# Data entries:
▼▼▼

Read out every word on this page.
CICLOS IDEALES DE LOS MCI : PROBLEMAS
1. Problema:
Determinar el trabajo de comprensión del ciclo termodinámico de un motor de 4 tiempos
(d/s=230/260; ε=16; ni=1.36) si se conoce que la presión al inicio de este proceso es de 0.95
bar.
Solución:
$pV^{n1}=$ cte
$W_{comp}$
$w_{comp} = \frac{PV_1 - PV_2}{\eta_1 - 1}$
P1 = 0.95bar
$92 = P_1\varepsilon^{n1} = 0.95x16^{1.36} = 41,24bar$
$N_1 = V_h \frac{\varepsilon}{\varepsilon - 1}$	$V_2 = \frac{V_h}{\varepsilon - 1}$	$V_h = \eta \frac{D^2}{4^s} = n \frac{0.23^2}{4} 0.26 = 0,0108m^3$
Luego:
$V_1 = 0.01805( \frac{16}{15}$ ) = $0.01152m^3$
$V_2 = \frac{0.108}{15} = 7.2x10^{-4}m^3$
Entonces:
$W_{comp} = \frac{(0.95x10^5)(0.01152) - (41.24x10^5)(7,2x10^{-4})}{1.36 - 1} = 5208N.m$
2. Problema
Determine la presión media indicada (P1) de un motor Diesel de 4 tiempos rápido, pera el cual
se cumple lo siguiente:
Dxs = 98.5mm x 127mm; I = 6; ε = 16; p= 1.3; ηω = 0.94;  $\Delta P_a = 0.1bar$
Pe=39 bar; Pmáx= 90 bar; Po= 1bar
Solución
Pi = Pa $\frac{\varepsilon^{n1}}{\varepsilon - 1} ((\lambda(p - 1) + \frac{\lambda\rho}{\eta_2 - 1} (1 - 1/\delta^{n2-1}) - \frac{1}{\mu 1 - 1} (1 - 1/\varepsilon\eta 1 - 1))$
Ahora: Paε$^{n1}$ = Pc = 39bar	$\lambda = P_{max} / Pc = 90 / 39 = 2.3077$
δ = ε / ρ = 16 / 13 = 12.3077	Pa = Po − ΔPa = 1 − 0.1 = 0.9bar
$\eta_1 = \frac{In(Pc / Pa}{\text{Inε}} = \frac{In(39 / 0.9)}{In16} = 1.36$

▲▲▲

# Stated task:
From the data above, extract every line in its exact form.

# Solution to this exercise:
Read out every word on this page.
CICLOS IDEALES DE LOS MCI : PROBLEMAS
1. Problema:
Determinar el trabajo de comprensión del ciclo termodinámico de un motor de 4 tiempos
(d/s=230/260; ε=16; ni=1.36) si se conoce que la presión al inicio de este proceso es de 0.95
bar.
Solución:
$pV^{n1}=$ cte
$W_{comp}$
$w_{comp} = \frac{PV_1 - PV_2}{\eta_1 - 1}$
P1 = 0.95bar
$92 = P_1\varepsilon^{n1} = 0.95x16^{1.36} = 41,24bar$
$N_1 = V_h \frac{\varepsilon}{\varepsilon - 1}$	$V_2 = \frac{V_h}{\varepsilon - 1}$	$V_h = \eta \frac{D^2}{4^s} = n \frac{0.23^2}{4} 0.26 = 0,0108m^3$
Luego:
$V_1 = 0.01805( \frac{16}{15}$ ) = $0.01152m^3$
$V_2 = \frac{0.108}{15} = 7.2x10^{-4}m^3$
Entonces:
$W_{comp} = \frac{(0.95x10^5)(0.01152) - (41.24x10^5)(7,2x10^{-4})}{1.36 - 1} = 5208N.m$
2. Problema
Determine la presión media indicada (P1) de un motor Diesel de 4 tiempos rápido, pera el cual
se cumple lo siguiente:
Dxs = 98.5mm x 127mm; I = 6; ε = 16; p= 1.3; ηω = 0.94;  $\Delta P_a = 0.1bar$
Pe=39 bar; Pmáx= 90 bar; Po= 1bar
Solución
Pi = Pa $\frac{\varepsilon^{n1}}{\varepsilon - 1} ((\lambda(p - 1) + \frac{\lambda\rho}{\eta_2 - 1} (1 - 1/\delta^{n2-1}) - \frac{1}{\mu 1 - 1} (1 - 1/\varepsilon\eta 1 - 1))$
Ahora: Paε$^{n1}$ = Pc = 39bar	$\lambda = P_{max} / Pc = 90 / 39 = 2.3077$
δ = ε / ρ = 16 / 13 = 12.3077	Pa = Po − ΔPa = 1 − 0.1 = 0.9bar
$\eta_1 = \frac{In(Pc / Pa}{\text{Inε}} = \frac{In(39 / 0.9)}{In16} = 1.36$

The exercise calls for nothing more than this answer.